Task statement →
Pull each line containing "para" out of the data and copy it.

Input rows →
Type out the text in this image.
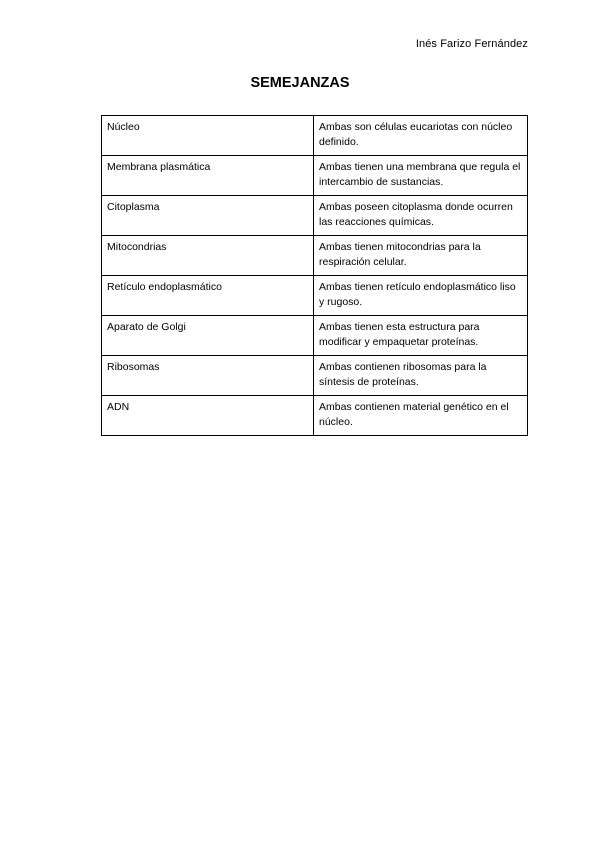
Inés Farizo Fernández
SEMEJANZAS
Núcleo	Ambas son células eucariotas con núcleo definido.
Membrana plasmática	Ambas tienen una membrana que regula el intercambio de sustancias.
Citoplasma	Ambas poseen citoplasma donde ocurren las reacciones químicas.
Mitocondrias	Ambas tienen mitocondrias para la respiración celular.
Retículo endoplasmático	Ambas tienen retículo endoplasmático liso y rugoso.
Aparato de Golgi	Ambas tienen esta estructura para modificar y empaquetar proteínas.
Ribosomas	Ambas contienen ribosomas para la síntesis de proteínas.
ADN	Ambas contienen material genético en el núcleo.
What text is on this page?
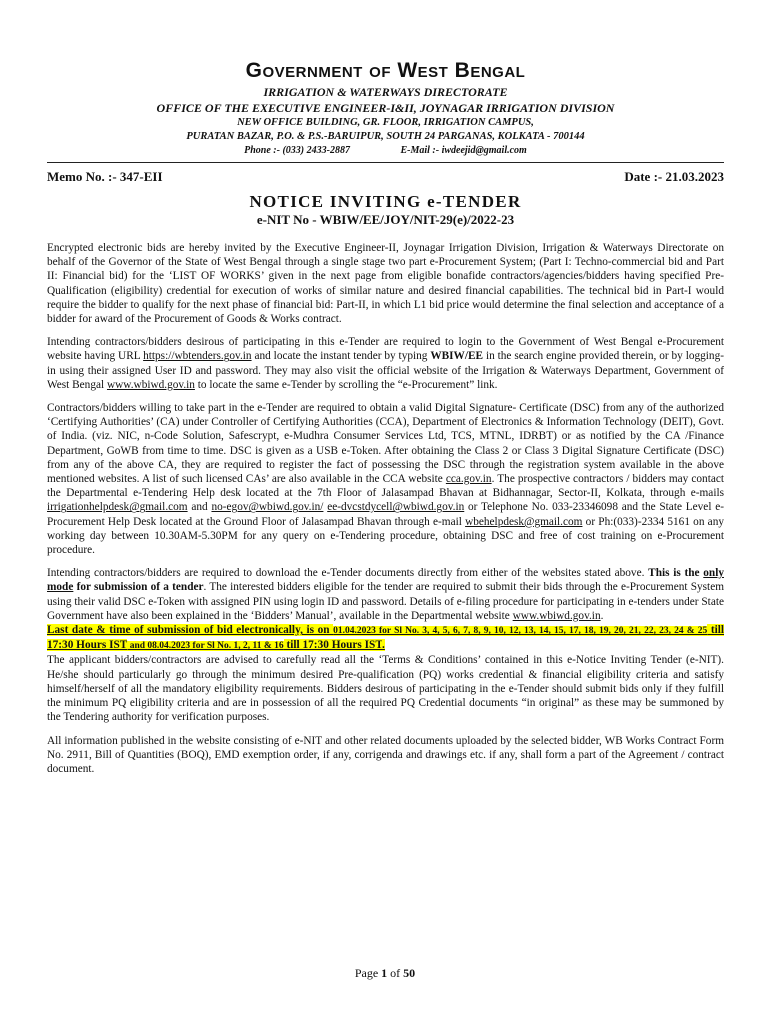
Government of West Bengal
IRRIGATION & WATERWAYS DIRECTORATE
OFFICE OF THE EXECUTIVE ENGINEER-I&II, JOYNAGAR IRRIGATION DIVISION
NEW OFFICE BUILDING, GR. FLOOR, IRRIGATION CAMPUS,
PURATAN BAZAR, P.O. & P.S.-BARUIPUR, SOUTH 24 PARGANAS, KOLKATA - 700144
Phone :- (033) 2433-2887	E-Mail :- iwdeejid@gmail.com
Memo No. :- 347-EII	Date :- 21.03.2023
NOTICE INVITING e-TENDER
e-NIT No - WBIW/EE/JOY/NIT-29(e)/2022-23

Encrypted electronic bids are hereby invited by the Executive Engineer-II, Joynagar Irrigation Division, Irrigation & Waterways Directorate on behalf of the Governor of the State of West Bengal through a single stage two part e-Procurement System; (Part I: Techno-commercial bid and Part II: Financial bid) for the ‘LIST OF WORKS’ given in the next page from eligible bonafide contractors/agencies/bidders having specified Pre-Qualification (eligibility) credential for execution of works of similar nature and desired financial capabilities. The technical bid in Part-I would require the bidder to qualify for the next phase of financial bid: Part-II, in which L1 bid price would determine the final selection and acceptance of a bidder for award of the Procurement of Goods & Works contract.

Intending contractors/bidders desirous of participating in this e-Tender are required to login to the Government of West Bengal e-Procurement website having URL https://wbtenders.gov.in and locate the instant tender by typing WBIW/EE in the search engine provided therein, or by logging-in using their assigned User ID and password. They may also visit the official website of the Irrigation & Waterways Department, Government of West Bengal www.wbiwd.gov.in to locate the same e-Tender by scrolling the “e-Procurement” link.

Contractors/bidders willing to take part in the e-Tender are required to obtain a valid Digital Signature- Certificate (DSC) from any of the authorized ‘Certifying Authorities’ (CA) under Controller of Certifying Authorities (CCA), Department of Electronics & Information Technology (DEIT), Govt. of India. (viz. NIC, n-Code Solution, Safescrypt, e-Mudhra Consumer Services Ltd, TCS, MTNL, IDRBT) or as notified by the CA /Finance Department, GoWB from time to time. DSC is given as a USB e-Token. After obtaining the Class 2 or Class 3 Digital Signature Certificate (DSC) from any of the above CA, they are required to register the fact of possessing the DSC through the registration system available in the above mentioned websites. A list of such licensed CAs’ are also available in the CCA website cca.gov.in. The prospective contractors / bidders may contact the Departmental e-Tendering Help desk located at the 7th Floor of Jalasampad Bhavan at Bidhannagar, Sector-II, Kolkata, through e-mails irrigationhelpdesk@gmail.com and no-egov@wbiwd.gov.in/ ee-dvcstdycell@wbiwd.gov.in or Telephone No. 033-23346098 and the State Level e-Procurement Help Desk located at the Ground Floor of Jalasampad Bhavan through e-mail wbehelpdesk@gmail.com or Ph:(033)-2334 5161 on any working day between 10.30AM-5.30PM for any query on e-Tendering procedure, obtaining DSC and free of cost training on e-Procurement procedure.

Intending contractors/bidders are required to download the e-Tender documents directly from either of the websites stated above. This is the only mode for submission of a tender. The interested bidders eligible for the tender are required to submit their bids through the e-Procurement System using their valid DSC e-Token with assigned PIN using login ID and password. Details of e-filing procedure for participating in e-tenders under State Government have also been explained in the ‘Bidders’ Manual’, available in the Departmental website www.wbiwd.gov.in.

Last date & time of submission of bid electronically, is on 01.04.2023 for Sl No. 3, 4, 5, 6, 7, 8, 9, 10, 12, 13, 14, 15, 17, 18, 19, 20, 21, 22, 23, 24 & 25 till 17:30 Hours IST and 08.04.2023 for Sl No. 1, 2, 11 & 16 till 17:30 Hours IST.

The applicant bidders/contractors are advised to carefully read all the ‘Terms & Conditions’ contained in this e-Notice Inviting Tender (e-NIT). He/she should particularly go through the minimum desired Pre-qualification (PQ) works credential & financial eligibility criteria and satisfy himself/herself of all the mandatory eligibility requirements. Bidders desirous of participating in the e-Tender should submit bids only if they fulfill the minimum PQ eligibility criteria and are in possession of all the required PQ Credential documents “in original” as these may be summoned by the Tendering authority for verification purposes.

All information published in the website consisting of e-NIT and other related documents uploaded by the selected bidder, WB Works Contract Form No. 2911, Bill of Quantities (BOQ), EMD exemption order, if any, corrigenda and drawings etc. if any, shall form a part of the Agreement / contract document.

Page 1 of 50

--

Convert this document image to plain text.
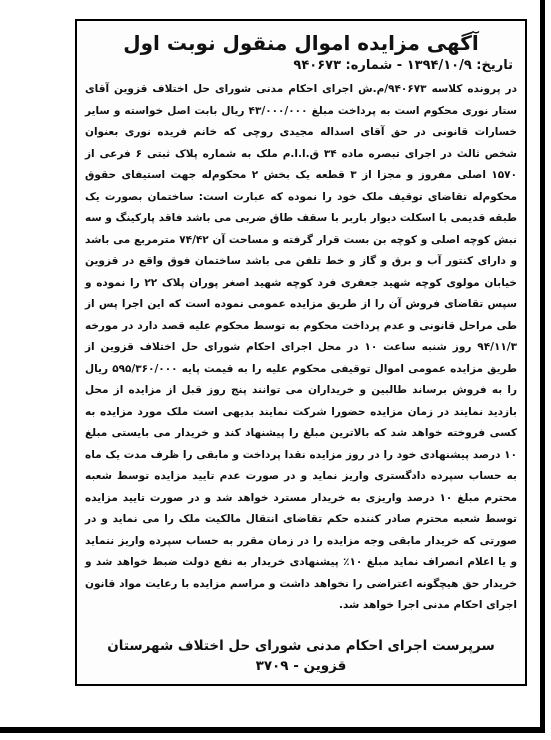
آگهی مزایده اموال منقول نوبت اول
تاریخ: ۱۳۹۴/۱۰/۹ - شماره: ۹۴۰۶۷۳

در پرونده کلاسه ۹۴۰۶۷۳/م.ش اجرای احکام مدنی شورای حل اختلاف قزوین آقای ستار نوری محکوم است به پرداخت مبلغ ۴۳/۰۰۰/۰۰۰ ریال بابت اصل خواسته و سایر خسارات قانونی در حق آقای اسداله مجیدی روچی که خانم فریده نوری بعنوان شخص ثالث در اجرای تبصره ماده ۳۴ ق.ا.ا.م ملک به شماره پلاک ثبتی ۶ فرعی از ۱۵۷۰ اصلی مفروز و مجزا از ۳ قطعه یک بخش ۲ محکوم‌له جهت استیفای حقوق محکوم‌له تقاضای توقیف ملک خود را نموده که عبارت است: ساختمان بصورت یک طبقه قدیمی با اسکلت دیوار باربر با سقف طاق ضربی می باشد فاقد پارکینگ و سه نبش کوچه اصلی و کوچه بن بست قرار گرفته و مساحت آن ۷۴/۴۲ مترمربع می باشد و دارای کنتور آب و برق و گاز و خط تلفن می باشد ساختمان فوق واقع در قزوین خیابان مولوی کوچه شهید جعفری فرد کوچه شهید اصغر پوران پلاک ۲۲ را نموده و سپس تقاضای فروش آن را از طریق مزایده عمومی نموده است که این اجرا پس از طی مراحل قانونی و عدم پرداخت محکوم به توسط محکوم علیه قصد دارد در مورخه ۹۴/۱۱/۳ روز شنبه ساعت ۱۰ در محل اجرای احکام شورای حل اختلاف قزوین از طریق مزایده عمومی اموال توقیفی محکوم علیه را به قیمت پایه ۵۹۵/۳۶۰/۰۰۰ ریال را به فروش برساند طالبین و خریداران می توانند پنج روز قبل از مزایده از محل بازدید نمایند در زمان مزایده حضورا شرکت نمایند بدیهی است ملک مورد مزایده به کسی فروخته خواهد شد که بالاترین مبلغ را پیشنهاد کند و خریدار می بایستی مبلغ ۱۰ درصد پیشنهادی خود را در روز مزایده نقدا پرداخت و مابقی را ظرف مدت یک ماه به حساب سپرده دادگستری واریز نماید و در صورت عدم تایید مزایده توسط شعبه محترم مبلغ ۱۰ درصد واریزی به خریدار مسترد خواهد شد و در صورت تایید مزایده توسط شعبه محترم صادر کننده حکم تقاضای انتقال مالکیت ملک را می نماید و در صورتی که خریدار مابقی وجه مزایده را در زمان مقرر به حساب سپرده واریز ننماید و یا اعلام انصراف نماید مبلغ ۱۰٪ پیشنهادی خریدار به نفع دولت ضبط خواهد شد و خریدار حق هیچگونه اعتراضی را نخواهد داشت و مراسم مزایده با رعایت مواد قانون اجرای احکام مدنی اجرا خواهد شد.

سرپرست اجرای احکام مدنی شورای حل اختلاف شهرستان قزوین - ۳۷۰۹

Result of the exercise →
Mitocondrias	Ambas tienen mitocondrias para la respiración celular.
Aparato de Golgi	Ambas tienen esta estructura para modificar y empaquetar proteínas.
Ribosomas	Ambas contienen ribosomas para la síntesis de proteínas.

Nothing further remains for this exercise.